# [WHAT YOU WILL DO]
How many lines in the records below contain the word "slash"? Reply with the number only.

# [EXERCISE MATERIALS]

==*==

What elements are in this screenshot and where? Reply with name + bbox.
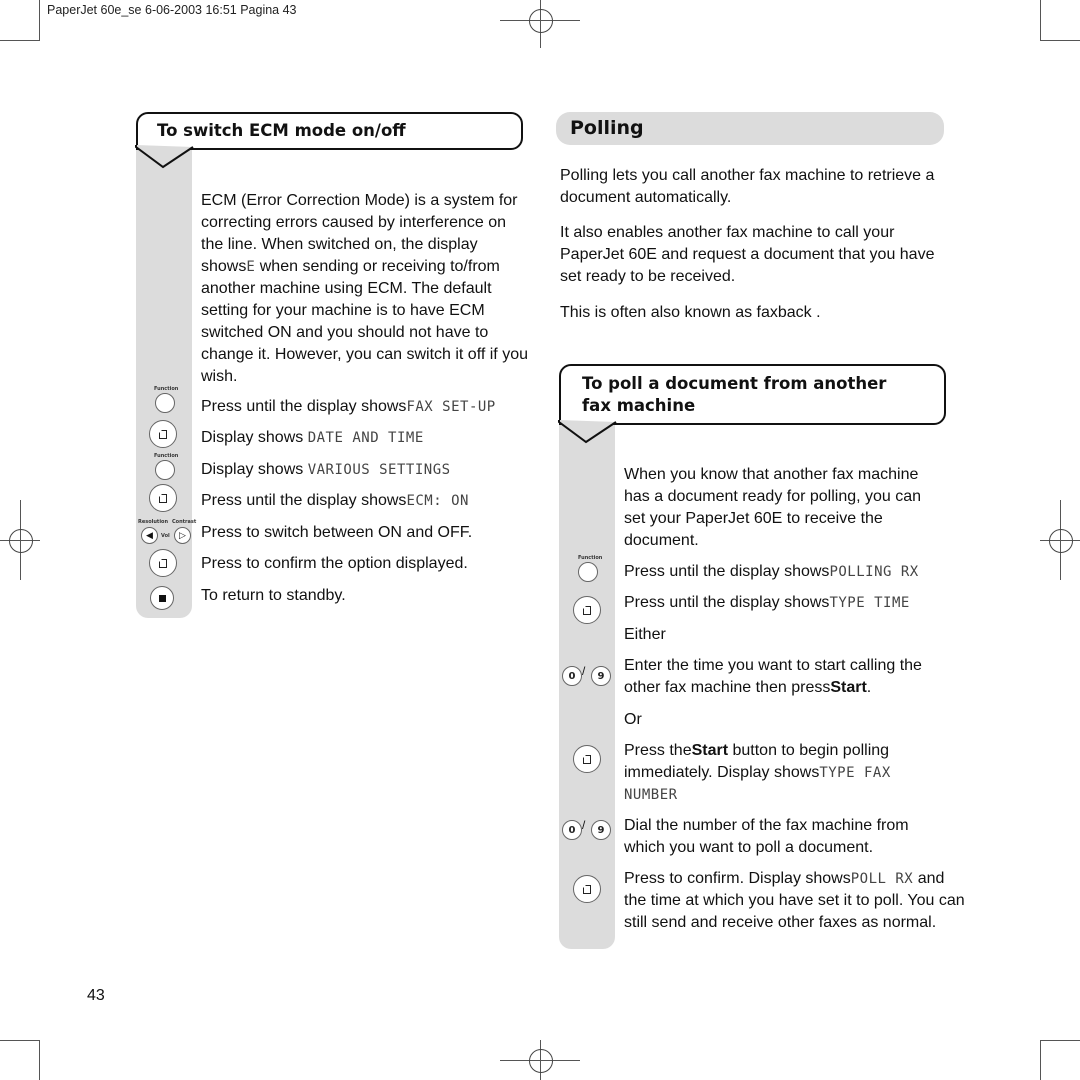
polling-paragraph: Polling lets you call another fax machin…	[560, 167, 935, 206]
start-key[interactable]	[573, 596, 601, 624]
right-key-strip	[559, 425, 615, 949]
number-key-9[interactable]: 9	[591, 666, 611, 686]
poll-heading: To poll a document from another fax mach…	[582, 374, 887, 415]
document-icon	[582, 753, 591, 764]
poll-heading-box: To poll a document from another fax mach…	[559, 364, 946, 425]
print-slug: PaperJet 60e_se 6-06-2003 16:51 Pagina 4…	[47, 3, 297, 17]
start-key[interactable]	[149, 484, 177, 512]
ecm-heading-tail	[135, 145, 194, 169]
start-key[interactable]	[573, 875, 601, 903]
lcd-text: VARIOUS SETTINGS	[307, 462, 451, 478]
document-icon	[582, 883, 591, 894]
lcd-text: E	[246, 259, 256, 275]
number-key-0[interactable]: 0	[562, 666, 582, 686]
polling-heading-bar: Polling	[556, 112, 944, 145]
or-label: Or	[624, 711, 642, 728]
function-key[interactable]	[155, 460, 175, 480]
left-arrow-icon: ◀	[146, 530, 153, 540]
either-label: Either	[624, 626, 666, 643]
start-button-ref: Start	[830, 679, 867, 696]
contrast-key-label: Contrast	[172, 519, 197, 525]
polling-paragraph: It also enables another fax machine to c…	[560, 224, 935, 285]
range-slash: /	[582, 818, 586, 832]
function-key-label: Function	[578, 555, 603, 561]
start-button-ref: Start	[691, 742, 729, 759]
function-key[interactable]	[155, 393, 175, 413]
document-icon	[158, 492, 167, 503]
resolution-left-key[interactable]: ◀	[141, 527, 158, 544]
resolution-key-label: Resolution	[138, 519, 169, 525]
page-number: 43	[87, 987, 105, 1004]
stop-key[interactable]	[150, 586, 174, 610]
contrast-right-key[interactable]: ▷	[174, 527, 191, 544]
start-key[interactable]	[149, 420, 177, 448]
lcd-text: DATE AND TIME	[307, 430, 424, 446]
function-key[interactable]	[578, 562, 598, 582]
lcd-text: TYPE TIME	[829, 595, 910, 611]
start-key[interactable]	[149, 549, 177, 577]
function-key-label: Function	[154, 386, 179, 392]
document-icon	[582, 604, 591, 615]
document-icon	[158, 428, 167, 439]
lcd-text: FAX SET-UP	[406, 399, 496, 415]
ecm-heading: To switch ECM mode on/off	[157, 121, 406, 140]
document-icon	[158, 557, 167, 568]
poll-heading-tail	[558, 420, 617, 444]
lcd-text: ECM: ON	[406, 493, 469, 509]
poll-intro: When you know that another fax machine h…	[624, 466, 922, 549]
number-key-9[interactable]: 9	[591, 820, 611, 840]
function-key-label: Function	[154, 453, 179, 459]
lcd-text: POLLING RX	[829, 564, 919, 580]
polling-paragraph: This is often also known as faxback .	[560, 304, 821, 321]
volume-label: Vol	[161, 533, 170, 539]
range-slash: /	[582, 664, 586, 678]
start-key[interactable]	[573, 745, 601, 773]
stop-icon	[158, 594, 166, 602]
right-arrow-icon: ▷	[179, 530, 186, 540]
left-key-strip	[136, 148, 192, 618]
lcd-text: POLL RX	[850, 871, 914, 887]
ecm-intro: ECM (Error Correction Mode) is a system …	[201, 192, 528, 385]
number-key-0[interactable]: 0	[562, 820, 582, 840]
polling-heading: Polling	[570, 117, 644, 139]
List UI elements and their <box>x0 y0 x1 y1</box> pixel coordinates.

==*==

# [THE REPLY]
2